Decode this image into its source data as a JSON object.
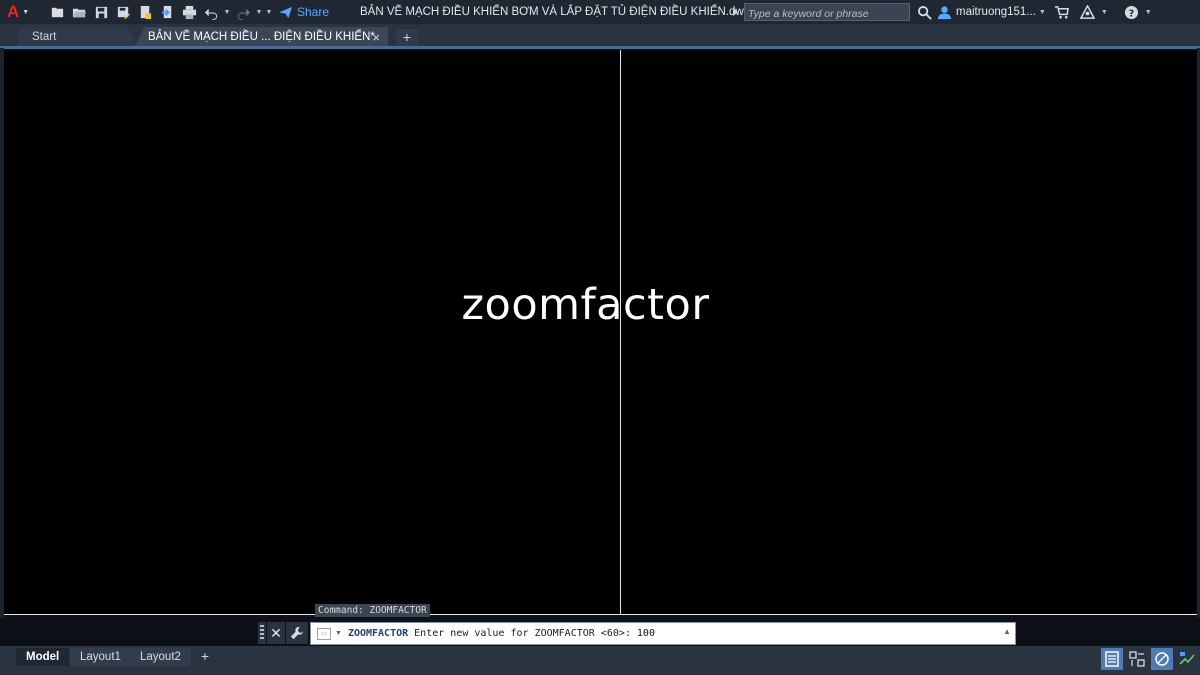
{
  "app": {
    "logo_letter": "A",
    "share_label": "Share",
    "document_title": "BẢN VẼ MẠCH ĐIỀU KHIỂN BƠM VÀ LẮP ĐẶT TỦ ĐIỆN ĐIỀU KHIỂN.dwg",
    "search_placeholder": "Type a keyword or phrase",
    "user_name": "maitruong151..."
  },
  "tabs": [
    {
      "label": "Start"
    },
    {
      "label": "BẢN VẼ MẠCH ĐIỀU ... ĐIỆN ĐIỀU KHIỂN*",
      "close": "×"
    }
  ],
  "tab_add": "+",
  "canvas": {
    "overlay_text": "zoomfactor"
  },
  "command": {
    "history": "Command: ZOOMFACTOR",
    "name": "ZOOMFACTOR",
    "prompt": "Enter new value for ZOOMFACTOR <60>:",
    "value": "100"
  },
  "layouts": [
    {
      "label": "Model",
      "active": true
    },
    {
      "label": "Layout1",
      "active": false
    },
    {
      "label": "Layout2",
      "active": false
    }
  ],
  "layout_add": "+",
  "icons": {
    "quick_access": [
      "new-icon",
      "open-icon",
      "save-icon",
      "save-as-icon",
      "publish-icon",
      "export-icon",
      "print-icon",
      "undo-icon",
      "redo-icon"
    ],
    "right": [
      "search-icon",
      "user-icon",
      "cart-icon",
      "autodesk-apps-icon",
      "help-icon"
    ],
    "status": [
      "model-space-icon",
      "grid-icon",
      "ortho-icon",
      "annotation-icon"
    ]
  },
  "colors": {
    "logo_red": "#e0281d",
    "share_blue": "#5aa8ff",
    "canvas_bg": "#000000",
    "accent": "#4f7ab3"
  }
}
◆ ◆ ◆ ◆ ◆
• Job
Retype every record above exactly as written, but leave out the pictures.

• Exercise solution
Decode this image into its source data as a JSON object.
{
  "app": {
    "logo_letter": "A",
    "share_label": "Share",
    "document_title": "BẢN VẼ MẠCH ĐIỀU KHIỂN BƠM VÀ LẮP ĐẶT TỦ ĐIỆN ĐIỀU KHIỂN.dwg",
    "search_placeholder": "Type a keyword or phrase",
    "user_name": "maitruong151..."
  },
  "tabs": [
    {
      "label": "Start"
    },
    {
      "label": "BẢN VẼ MẠCH ĐIỀU ... ĐIỆN ĐIỀU KHIỂN*",
      "close": "×"
    }
  ],
  "tab_add": "+",
  "canvas": {
    "overlay_text": "zoomfactor"
  },
  "command": {
    "history": "Command: ZOOMFACTOR",
    "name": "ZOOMFACTOR",
    "prompt": "Enter new value for ZOOMFACTOR <60>:",
    "value": "100"
  },
  "layouts": [
    {
      "label": "Model",
      "active": true
    },
    {
      "label": "Layout1",
      "active": false
    },
    {
      "label": "Layout2",
      "active": false
    }
  ],
  "layout_add": "+",
  "icons": {
    "quick_access": [
      "new-icon",
      "open-icon",
      "save-icon",
      "save-as-icon",
      "publish-icon",
      "export-icon",
      "print-icon",
      "undo-icon",
      "redo-icon"
    ],
    "right": [
      "search-icon",
      "user-icon",
      "cart-icon",
      "autodesk-apps-icon",
      "help-icon"
    ],
    "status": [
      "model-space-icon",
      "grid-icon",
      "ortho-icon",
      "annotation-icon"
    ]
  },
  "colors": {
    "logo_red": "#e0281d",
    "share_blue": "#5aa8ff",
    "canvas_bg": "#000000",
    "accent": "#4f7ab3"
  }
}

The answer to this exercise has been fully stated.